Copy out all the entries word for word.

===== AVAILABLE RECORDS =====

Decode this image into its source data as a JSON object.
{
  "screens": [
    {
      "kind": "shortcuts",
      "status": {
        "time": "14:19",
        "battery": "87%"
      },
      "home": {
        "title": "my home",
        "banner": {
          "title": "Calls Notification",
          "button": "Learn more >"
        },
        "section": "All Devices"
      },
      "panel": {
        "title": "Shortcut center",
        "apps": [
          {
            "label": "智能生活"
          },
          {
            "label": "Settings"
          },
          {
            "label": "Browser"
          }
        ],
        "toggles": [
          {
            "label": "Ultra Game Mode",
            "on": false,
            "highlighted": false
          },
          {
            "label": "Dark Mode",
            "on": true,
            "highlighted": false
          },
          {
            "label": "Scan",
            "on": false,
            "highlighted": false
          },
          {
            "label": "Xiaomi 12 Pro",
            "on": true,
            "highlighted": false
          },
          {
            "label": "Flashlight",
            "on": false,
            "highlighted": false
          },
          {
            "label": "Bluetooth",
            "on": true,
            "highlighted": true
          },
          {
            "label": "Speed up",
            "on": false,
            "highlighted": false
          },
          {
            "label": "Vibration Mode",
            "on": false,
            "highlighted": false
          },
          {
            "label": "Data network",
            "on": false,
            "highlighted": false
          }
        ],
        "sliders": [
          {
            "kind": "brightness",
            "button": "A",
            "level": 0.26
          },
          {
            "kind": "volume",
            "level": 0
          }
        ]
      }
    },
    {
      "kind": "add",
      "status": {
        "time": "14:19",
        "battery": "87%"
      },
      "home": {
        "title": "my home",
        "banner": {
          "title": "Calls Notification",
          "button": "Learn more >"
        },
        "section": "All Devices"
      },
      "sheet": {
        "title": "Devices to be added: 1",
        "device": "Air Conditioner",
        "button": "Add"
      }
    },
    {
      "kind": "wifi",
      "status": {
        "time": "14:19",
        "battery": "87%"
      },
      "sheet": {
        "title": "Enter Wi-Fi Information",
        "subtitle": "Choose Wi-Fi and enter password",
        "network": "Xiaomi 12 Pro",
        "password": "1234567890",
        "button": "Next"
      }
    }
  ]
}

=====

_EXPECTED OUTPUT_
Decode this image into its source data as a JSON object.
{
  "screens": [
    {
      "kind": "shortcuts",
      "status": {
        "time": "14:19",
        "battery": "87%"
      },
      "home": {
        "title": "my home",
        "banner": {
          "title": "Calls Notification",
          "button": "Learn more >"
        },
        "section": "All Devices"
      },
      "panel": {
        "title": "Shortcut center",
        "apps": [
          {
            "label": "智能生活"
          },
          {
            "label": "Settings"
          },
          {
            "label": "Browser"
          }
        ],
        "toggles": [
          {
            "label": "Ultra Game Mode",
            "on": false,
            "highlighted": false
          },
          {
            "label": "Dark Mode",
            "on": true,
            "highlighted": false
          },
          {
            "label": "Scan",
            "on": false,
            "highlighted": false
          },
          {
            "label": "Xiaomi 12 Pro",
            "on": true,
            "highlighted": false
          },
          {
            "label": "Flashlight",
            "on": false,
            "highlighted": false
          },
          {
            "label": "Bluetooth",
            "on": true,
            "highlighted": true
          },
          {
            "label": "Speed up",
            "on": false,
            "highlighted": false
          },
          {
            "label": "Vibration Mode",
            "on": false,
            "highlighted": false
          },
          {
            "label": "Data network",
            "on": false,
            "highlighted": false
          }
        ],
        "sliders": [
          {
            "kind": "brightness",
            "button": "A",
            "level": 0.26
          },
          {
            "kind": "volume",
            "level": 0
          }
        ]
      }
    },
    {
      "kind": "add",
      "status": {
        "time": "14:19",
        "battery": "87%"
      },
      "home": {
        "title": "my home",
        "banner": {
          "title": "Calls Notification",
          "button": "Learn more >"
        },
        "section": "All Devices"
      },
      "sheet": {
        "title": "Devices to be added: 1",
        "device": "Air Conditioner",
        "button": "Add"
      }
    },
    {
      "kind": "wifi",
      "status": {
        "time": "14:19",
        "battery": "87%"
      },
      "sheet": {
        "title": "Enter Wi-Fi Information",
        "subtitle": "Choose Wi-Fi and enter password",
        "network": "Xiaomi 12 Pro",
        "password": "1234567890",
        "button": "Next"
      }
    }
  ]
}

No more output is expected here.